▶ Given task:
Please resume the mailing-list message about mach_host_self() and port names, picking up right after its last sentence.

▶ Selected excerpt:

* Start *

From: Marcus Brinkmann
Subject: Re: mach_host_self() doesn't acquire new port name?!
Date: Mon, 7 May 2001 01:24:23 +0200
User-agent: Mutt/1.3.15i

On Sun, May 06, 2001 at 04:46:45PM -0400, Roland McGrath wrote:
> > I don't understand why mach_host_self() doesn't acquire a new port name and
> > leaks a port if not deallocated. In other words, I expected the following to
> > leak ports, but it doesn't:
> > 
> > main ()
> > {
> >   while (1)
> >     mach_host_self();       /* Returns 23 on each and every call. */
> > }
> 
> I don't know why you would expect different from that call.  It is
> returning a send right to the same port, so of course you get the same name
> for adding more urefs to the same send right in the same task.

Well, it seems that mach_host_self() is rather special in that it refers to
a kernel object (port in the kernel name space) rather than an object from
another user task. I didn't expect it to just increase the uref and return
the port number, as I don't own the receive port.  I expected it to work the
same as if the kernel was just another user task with its own distinct 
namespace.

But now I take a closer look at mach:/kern/ipc_host.c (ipc_host_init), where
the host name port is created with ipc_port_alloc_kernel/ipc_kobject_set.
I am a bit confused by the io_lock_init stuff, but it seems that in this
case, ip_object is not set (instead, ip_kobject is set with
ipc_kobject_set), so it is not valid, and IP_VALID(sright) in 
ipc_port_copyout_send
will not be true.

* End *

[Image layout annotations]
* Start *

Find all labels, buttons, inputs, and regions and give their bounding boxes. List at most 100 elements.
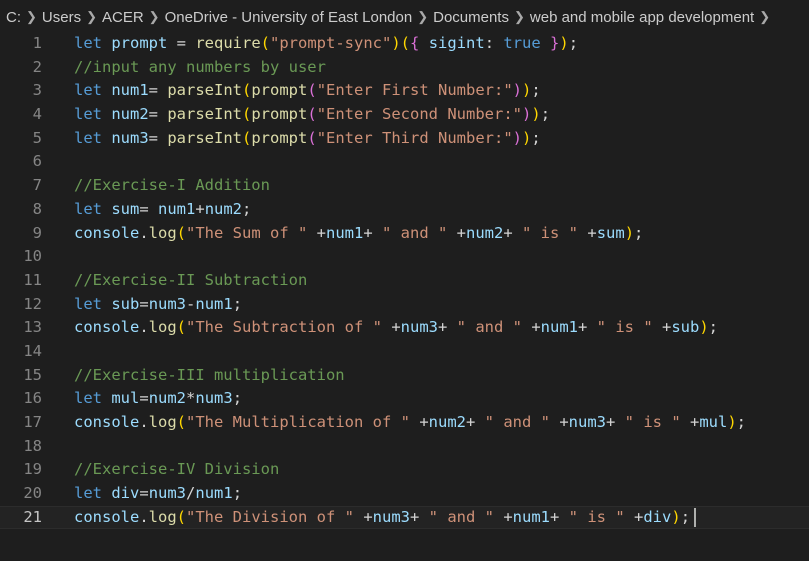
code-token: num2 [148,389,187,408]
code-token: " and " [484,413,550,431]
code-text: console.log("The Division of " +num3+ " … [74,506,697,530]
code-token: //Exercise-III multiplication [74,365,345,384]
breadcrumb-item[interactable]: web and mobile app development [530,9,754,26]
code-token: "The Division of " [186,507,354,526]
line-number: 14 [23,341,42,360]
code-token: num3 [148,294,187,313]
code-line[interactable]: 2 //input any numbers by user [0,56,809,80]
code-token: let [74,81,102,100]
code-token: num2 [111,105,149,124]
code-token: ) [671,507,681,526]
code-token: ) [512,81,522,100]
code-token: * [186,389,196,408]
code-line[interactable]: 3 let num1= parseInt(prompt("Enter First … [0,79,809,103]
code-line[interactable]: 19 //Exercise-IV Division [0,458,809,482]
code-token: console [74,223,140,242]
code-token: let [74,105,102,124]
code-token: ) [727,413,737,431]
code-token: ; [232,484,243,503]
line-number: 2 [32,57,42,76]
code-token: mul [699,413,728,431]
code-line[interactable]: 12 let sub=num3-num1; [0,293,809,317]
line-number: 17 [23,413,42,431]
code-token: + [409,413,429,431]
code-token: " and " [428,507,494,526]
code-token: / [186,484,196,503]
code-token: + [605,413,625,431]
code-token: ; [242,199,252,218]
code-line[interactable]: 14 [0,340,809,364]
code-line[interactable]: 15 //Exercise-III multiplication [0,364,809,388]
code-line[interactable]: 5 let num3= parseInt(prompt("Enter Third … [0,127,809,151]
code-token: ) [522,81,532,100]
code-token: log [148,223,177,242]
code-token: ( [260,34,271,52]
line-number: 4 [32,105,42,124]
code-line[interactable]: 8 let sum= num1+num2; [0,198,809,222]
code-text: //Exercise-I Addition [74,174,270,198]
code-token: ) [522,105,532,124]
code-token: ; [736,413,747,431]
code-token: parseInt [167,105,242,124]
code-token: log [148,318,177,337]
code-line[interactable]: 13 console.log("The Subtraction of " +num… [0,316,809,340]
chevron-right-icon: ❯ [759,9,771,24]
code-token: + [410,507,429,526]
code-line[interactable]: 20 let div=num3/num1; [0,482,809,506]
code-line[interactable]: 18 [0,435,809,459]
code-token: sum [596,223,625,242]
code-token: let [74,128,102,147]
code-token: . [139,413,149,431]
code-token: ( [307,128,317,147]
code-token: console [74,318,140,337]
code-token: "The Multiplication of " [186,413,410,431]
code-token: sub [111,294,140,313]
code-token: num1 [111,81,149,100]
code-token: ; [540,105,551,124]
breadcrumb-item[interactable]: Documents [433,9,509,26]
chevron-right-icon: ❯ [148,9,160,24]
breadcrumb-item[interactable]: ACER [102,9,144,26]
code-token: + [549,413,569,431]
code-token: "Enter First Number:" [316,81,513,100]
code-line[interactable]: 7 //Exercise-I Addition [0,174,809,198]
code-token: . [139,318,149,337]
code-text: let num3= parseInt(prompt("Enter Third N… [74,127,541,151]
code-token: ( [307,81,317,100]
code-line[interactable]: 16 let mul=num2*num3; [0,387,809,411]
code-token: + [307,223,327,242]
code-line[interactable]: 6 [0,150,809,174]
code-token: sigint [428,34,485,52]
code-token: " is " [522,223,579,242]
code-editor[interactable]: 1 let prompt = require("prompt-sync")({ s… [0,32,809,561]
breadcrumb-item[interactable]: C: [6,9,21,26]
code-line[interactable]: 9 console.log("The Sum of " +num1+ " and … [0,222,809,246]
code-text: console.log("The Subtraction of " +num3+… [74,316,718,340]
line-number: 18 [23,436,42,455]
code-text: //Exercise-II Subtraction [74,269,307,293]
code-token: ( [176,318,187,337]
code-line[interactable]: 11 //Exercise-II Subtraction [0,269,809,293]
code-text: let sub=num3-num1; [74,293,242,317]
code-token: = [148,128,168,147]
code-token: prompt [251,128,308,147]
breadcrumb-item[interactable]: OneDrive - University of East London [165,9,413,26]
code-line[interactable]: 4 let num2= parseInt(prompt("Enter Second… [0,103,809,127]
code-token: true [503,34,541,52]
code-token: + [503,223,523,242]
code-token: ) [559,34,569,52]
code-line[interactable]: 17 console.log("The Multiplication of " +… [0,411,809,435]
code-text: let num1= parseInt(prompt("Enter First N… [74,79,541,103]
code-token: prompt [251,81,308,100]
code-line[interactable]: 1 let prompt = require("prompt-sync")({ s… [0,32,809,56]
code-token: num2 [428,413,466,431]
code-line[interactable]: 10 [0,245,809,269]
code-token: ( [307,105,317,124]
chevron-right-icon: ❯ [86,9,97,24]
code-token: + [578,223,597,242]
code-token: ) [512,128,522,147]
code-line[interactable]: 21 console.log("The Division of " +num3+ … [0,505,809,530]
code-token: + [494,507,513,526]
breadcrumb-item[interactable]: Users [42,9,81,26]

* End *

▶ Task output:
But I made the assumption that it is true because I did ignore any small
hint I might have caught about kobject and just thought about the kernel as
another user task.

With IP_VALID(sright) not true, the whole copyout_send is reduced to:

name = (mach_port_t) sright;

which of course explains why there is no new port name: Because there is no
real copyout!

So is it true that port 23 (in my case above) is the host name port for all
tasks of the system? It must be, as realport.host_self is a global, and it
is passwd through as the mach port (although it is an ipc_port_t).

What I don't understand yet is how it is made sure that there is no
collision between normal port names and those special port names
(Would it make sense to name them disembodied kernel receive rights?)
I traced it down to the use of zalloc in the definition of io_alloc, but I
don't know how this zone stuff works (is an ipc_port_t in the same zone as a
mach_port_t? This might explain it?). In face, I don't really understand
anything I am saying here, I am just reading my way through the code and try
to follow. It doesn't help that those kernel specialities don't appear to be
documented in the kernel principles/kernel interface mach docs.

Does my confusion make some sense now?

Maybe I should try to get hold of archivals of mach newbie mailing lists...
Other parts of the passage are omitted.